> _STATED GOAL_
Please reproduce every one of the entries below line for line, changing nothing.

> _Labeled region entries_
================================

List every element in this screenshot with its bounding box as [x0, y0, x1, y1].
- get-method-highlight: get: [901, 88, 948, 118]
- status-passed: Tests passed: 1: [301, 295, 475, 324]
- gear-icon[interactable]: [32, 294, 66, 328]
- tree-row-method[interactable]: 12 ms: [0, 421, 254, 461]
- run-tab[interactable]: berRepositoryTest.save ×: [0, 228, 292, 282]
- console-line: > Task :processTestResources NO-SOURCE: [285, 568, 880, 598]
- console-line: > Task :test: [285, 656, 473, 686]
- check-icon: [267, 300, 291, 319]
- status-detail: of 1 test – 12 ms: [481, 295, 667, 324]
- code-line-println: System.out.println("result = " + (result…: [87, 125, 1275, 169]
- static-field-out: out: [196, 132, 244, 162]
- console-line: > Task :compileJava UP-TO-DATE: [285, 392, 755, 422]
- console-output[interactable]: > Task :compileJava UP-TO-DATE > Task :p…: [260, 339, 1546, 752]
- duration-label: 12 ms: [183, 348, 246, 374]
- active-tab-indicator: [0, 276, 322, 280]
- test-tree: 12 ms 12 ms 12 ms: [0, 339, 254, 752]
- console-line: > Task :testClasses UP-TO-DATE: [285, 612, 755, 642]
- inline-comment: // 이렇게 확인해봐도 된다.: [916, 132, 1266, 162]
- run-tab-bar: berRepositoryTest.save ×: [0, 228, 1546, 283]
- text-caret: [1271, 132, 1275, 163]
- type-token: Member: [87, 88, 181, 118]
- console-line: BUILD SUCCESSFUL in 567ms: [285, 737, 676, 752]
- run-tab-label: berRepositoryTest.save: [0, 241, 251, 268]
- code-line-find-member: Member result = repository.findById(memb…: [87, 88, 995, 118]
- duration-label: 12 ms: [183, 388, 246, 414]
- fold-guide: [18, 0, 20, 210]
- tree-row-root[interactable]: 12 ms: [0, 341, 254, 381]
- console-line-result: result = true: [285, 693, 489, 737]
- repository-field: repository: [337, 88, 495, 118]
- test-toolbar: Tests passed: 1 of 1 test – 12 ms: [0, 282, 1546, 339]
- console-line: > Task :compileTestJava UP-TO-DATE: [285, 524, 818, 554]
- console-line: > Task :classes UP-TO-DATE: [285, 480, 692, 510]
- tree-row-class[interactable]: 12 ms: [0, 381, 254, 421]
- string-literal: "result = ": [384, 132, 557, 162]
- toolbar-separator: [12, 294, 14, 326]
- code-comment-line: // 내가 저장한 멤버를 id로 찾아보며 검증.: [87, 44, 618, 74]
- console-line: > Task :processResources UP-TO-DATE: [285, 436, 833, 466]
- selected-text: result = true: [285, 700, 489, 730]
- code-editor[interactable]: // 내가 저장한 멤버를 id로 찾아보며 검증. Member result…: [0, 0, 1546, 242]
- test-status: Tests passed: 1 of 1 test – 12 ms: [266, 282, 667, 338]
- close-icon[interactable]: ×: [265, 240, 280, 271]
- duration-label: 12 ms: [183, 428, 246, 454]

================================

> _EXERCISE OUTPUT_
List every element in this screenshot with its bounding box as [x0, y0, x1, y1].
- get-method-highlight: get: [901, 88, 948, 118]
- status-passed: Tests passed: 1: [301, 295, 475, 324]
- gear-icon[interactable]: [32, 294, 66, 328]
- tree-row-method[interactable]: 12 ms: [0, 421, 254, 461]
- run-tab[interactable]: berRepositoryTest.save ×: [0, 228, 292, 282]
- console-line: > Task :processTestResources NO-SOURCE: [285, 568, 880, 598]
- console-line: > Task :test: [285, 656, 473, 686]
- check-icon: [267, 300, 291, 319]
- status-detail: of 1 test – 12 ms: [481, 295, 667, 324]
- code-line-println: System.out.println("result = " + (result…: [87, 125, 1275, 169]
- static-field-out: out: [196, 132, 244, 162]
- console-line: > Task :compileJava UP-TO-DATE: [285, 392, 755, 422]
- console-output[interactable]: > Task :compileJava UP-TO-DATE > Task :p…: [260, 339, 1546, 752]
- duration-label: 12 ms: [183, 348, 246, 374]
- active-tab-indicator: [0, 276, 322, 280]
- test-tree: 12 ms 12 ms 12 ms: [0, 339, 254, 752]
- console-line: > Task :testClasses UP-TO-DATE: [285, 612, 755, 642]
- inline-comment: // 이렇게 확인해봐도 된다.: [916, 132, 1266, 162]
- run-tab-bar: berRepositoryTest.save ×: [0, 228, 1546, 283]
- text-caret: [1271, 132, 1275, 163]
- type-token: Member: [87, 88, 181, 118]
- console-line: BUILD SUCCESSFUL in 567ms: [285, 737, 676, 752]
- run-tab-label: berRepositoryTest.save: [0, 241, 251, 268]
- code-line-find-member: Member result = repository.findById(memb…: [87, 88, 995, 118]
- duration-label: 12 ms: [183, 388, 246, 414]
- fold-guide: [18, 0, 20, 210]
- tree-row-root[interactable]: 12 ms: [0, 341, 254, 381]
- console-line-result: result = true: [285, 693, 489, 737]
- repository-field: repository: [337, 88, 495, 118]
- test-toolbar: Tests passed: 1 of 1 test – 12 ms: [0, 282, 1546, 339]
- console-line: > Task :compileTestJava UP-TO-DATE: [285, 524, 818, 554]
- console-line: > Task :classes UP-TO-DATE: [285, 480, 692, 510]
- tree-row-class[interactable]: 12 ms: [0, 381, 254, 421]
- string-literal: "result = ": [384, 132, 557, 162]
- toolbar-separator: [12, 294, 14, 326]
- code-comment-line: // 내가 저장한 멤버를 id로 찾아보며 검증.: [87, 44, 618, 74]
- console-line: > Task :processResources UP-TO-DATE: [285, 436, 833, 466]
- selected-text: result = true: [285, 700, 489, 730]
- code-editor[interactable]: // 내가 저장한 멤버를 id로 찾아보며 검증. Member result…: [0, 0, 1546, 242]
- test-status: Tests passed: 1 of 1 test – 12 ms: [266, 282, 667, 338]
- close-icon[interactable]: ×: [265, 240, 280, 271]
- duration-label: 12 ms: [183, 428, 246, 454]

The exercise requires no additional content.